--- Objective ---
Scan the entries below and report only how many lines contain "name".
*** Listing ***
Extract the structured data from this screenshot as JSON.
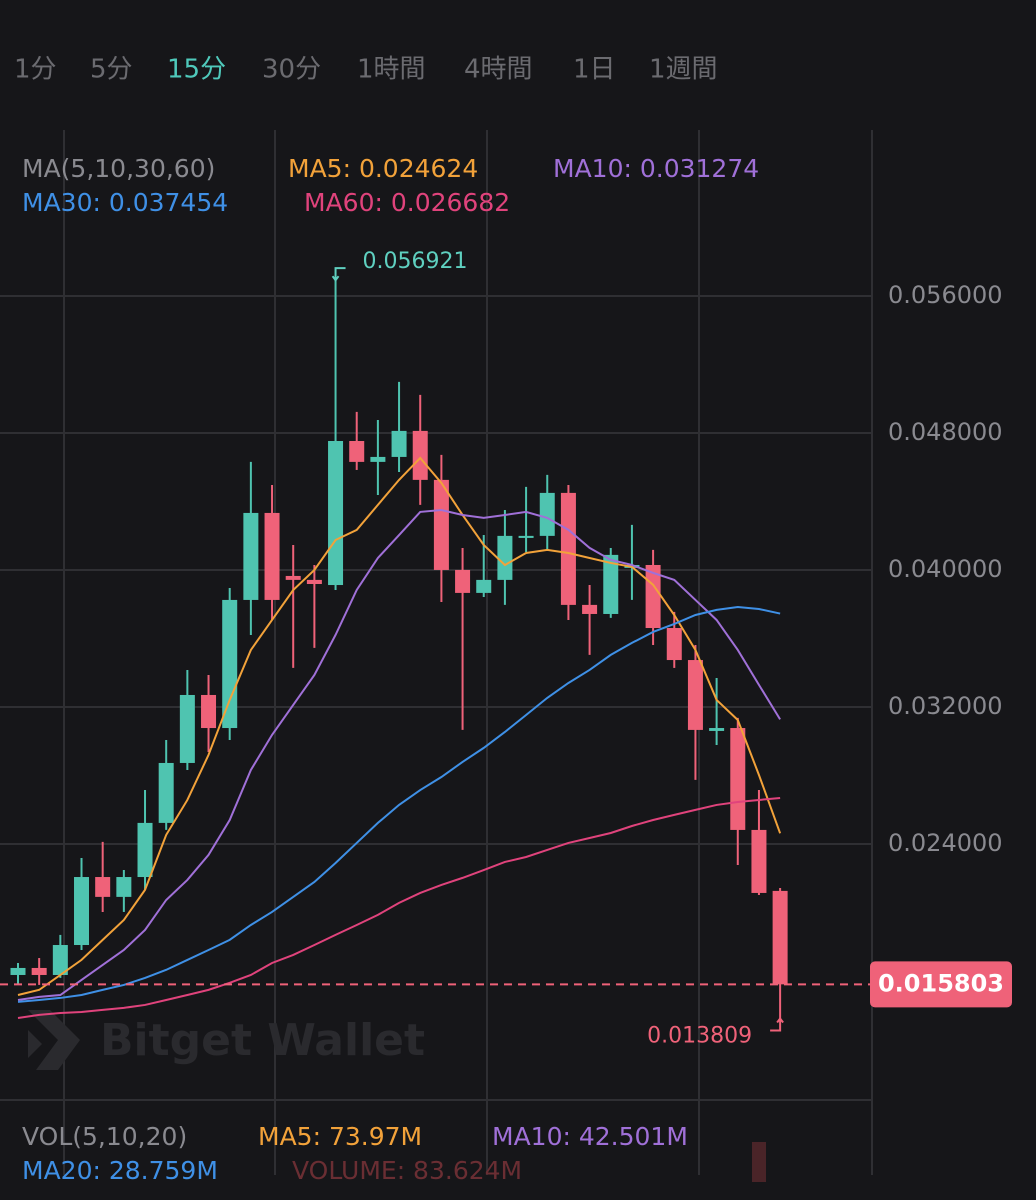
{
  "tabs": {
    "items": [
      "1分",
      "5分",
      "15分",
      "30分",
      "1時間",
      "4時間",
      "1日",
      "1週間"
    ],
    "active": 2
  },
  "chart_data": {
    "type": "candlestick",
    "up_color": "#4fc4b0",
    "down_color": "#ef6279",
    "ylim": [
      0.00905,
      0.06569
    ],
    "yticks": [
      {
        "value": 0.056,
        "label": "0.056000"
      },
      {
        "value": 0.048,
        "label": "0.048000"
      },
      {
        "value": 0.04,
        "label": "0.040000"
      },
      {
        "value": 0.032,
        "label": "0.032000"
      },
      {
        "value": 0.024,
        "label": "0.024000"
      }
    ],
    "grid": true,
    "ma_title": "MA(5,10,30,60)",
    "open": [
      0.01635,
      0.01676,
      0.01635,
      0.0181,
      0.02207,
      0.02091,
      0.02207,
      0.02523,
      0.02873,
      0.0327,
      0.03077,
      0.03825,
      0.04333,
      0.03965,
      0.03942,
      0.03912,
      0.04753,
      0.04631,
      0.0466,
      0.04812,
      0.04526,
      0.04,
      0.03866,
      0.03942,
      0.04187,
      0.04199,
      0.0445,
      0.03796,
      0.03743,
      0.04012,
      0.04029,
      0.03661,
      0.03474,
      0.0306,
      0.03077,
      0.02482,
      0.02126
    ],
    "high": [
      0.01705,
      0.01734,
      0.01869,
      0.02318,
      0.02412,
      0.02248,
      0.02715,
      0.03007,
      0.03416,
      0.03387,
      0.03895,
      0.04631,
      0.04496,
      0.04146,
      0.04029,
      0.056921,
      0.04923,
      0.04876,
      0.05098,
      0.05022,
      0.04672,
      0.04128,
      0.04204,
      0.0435,
      0.04485,
      0.04555,
      0.04496,
      0.03912,
      0.04128,
      0.04263,
      0.04117,
      0.03755,
      0.03562,
      0.03369,
      0.03136,
      0.02715,
      0.02143
    ],
    "low": [
      0.01577,
      0.01577,
      0.01618,
      0.01781,
      0.02003,
      0.02003,
      0.02131,
      0.02482,
      0.02832,
      0.02937,
      0.03007,
      0.0362,
      0.03708,
      0.03428,
      0.03545,
      0.03883,
      0.04584,
      0.04438,
      0.04572,
      0.0438,
      0.03813,
      0.03066,
      0.03842,
      0.03796,
      0.04105,
      0.04117,
      0.03708,
      0.03504,
      0.0372,
      0.03825,
      0.03562,
      0.03428,
      0.02774,
      0.02978,
      0.02277,
      0.02102,
      0.013809
    ],
    "close": [
      0.01676,
      0.01635,
      0.0181,
      0.02207,
      0.02091,
      0.02207,
      0.02523,
      0.02873,
      0.0327,
      0.03077,
      0.03825,
      0.04333,
      0.03825,
      0.03942,
      0.03918,
      0.04753,
      0.04631,
      0.0466,
      0.04812,
      0.04526,
      0.04,
      0.03866,
      0.03942,
      0.04199,
      0.04199,
      0.0445,
      0.03796,
      0.03743,
      0.04088,
      0.04029,
      0.03661,
      0.03474,
      0.03066,
      0.03077,
      0.02482,
      0.02114,
      0.015803
    ],
    "series": [
      {
        "name": "MA5: 0.024624",
        "color": "#f2a23a",
        "values": [
          0.01518,
          0.01548,
          0.01635,
          0.01723,
          0.0184,
          0.01956,
          0.02132,
          0.02453,
          0.02657,
          0.0292,
          0.03241,
          0.03533,
          0.03708,
          0.03883,
          0.04,
          0.04175,
          0.04234,
          0.0438,
          0.04526,
          0.04654,
          0.04508,
          0.04321,
          0.04146,
          0.04029,
          0.04099,
          0.04117,
          0.04099,
          0.0407,
          0.04041,
          0.04018,
          0.03913,
          0.03737,
          0.03533,
          0.03241,
          0.03124,
          0.02803,
          0.024624
        ]
      },
      {
        "name": "MA10: 0.031274",
        "color": "#a070d8",
        "values": [
          0.01489,
          0.01507,
          0.01518,
          0.01606,
          0.01694,
          0.01781,
          0.01898,
          0.02073,
          0.0219,
          0.02336,
          0.0254,
          0.02832,
          0.03037,
          0.03212,
          0.03387,
          0.03621,
          0.03883,
          0.0407,
          0.04204,
          0.04339,
          0.0435,
          0.04321,
          0.04304,
          0.04321,
          0.04339,
          0.04304,
          0.04234,
          0.04129,
          0.04059,
          0.04029,
          0.03983,
          0.03942,
          0.03825,
          0.03708,
          0.03533,
          0.03329,
          0.031274
        ]
      },
      {
        "name": "MA30: 0.037454",
        "color": "#3f90e6",
        "values": [
          0.01478,
          0.01489,
          0.01501,
          0.01518,
          0.01548,
          0.01577,
          0.01618,
          0.01665,
          0.01723,
          0.01781,
          0.0184,
          0.01927,
          0.02003,
          0.02091,
          0.02178,
          0.02289,
          0.02406,
          0.02523,
          0.02628,
          0.02715,
          0.02791,
          0.02879,
          0.02961,
          0.03054,
          0.03153,
          0.03253,
          0.0334,
          0.03416,
          0.03504,
          0.03574,
          0.03638,
          0.03685,
          0.03737,
          0.03767,
          0.03784,
          0.03772,
          0.037454
        ]
      },
      {
        "name": "MA60: 0.026682",
        "color": "#e0437c",
        "values": [
          0.01384,
          0.01402,
          0.01413,
          0.01419,
          0.01431,
          0.01443,
          0.0146,
          0.01489,
          0.01518,
          0.01548,
          0.01589,
          0.01635,
          0.01705,
          0.01752,
          0.0181,
          0.01869,
          0.01927,
          0.01986,
          0.02056,
          0.02114,
          0.02161,
          0.02202,
          0.02248,
          0.02295,
          0.02324,
          0.02365,
          0.02406,
          0.02435,
          0.02464,
          0.02505,
          0.0254,
          0.0257,
          0.02599,
          0.02628,
          0.02645,
          0.02657,
          0.026682
        ]
      }
    ]
  },
  "watermark": "Bitget Wallet",
  "volume_panel": {
    "title": "VOL(5,10,20)",
    "items": [
      {
        "text": "MA5: 73.97M",
        "color": "#f2a23a"
      },
      {
        "text": "MA10: 42.501M",
        "color": "#a070d8"
      },
      {
        "text": "MA20: 28.759M",
        "color": "#3f90e6"
      },
      {
        "text": "VOLUME: 83.624M",
        "color": "#6a2e33"
      }
    ]
  }
}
***
--- Full output ---
4